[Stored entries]
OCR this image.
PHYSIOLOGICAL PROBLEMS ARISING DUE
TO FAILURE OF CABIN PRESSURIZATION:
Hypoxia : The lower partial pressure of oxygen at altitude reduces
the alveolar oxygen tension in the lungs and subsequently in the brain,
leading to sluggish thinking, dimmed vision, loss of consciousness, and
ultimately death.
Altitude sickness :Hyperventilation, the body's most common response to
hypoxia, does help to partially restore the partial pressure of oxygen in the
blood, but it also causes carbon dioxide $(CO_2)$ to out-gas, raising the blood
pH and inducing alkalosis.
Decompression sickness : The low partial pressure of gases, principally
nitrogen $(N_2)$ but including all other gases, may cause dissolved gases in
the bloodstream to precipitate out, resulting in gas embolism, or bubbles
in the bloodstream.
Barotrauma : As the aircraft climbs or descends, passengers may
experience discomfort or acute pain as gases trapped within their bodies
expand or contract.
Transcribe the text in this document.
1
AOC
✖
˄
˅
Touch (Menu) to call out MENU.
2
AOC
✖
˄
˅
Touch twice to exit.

_TASK TO COMPLETE_
The lines to reproduce run from the one that contains "Transcribe the text in this document." through the last line above; copy them exactly.

_OUTPUT FOR THIS EXERCISE_
Transcribe the text in this document.
1
AOC
✖
˄
˅
Touch (Menu) to call out MENU.
2
AOC
✖
˄
˅
Touch twice to exit.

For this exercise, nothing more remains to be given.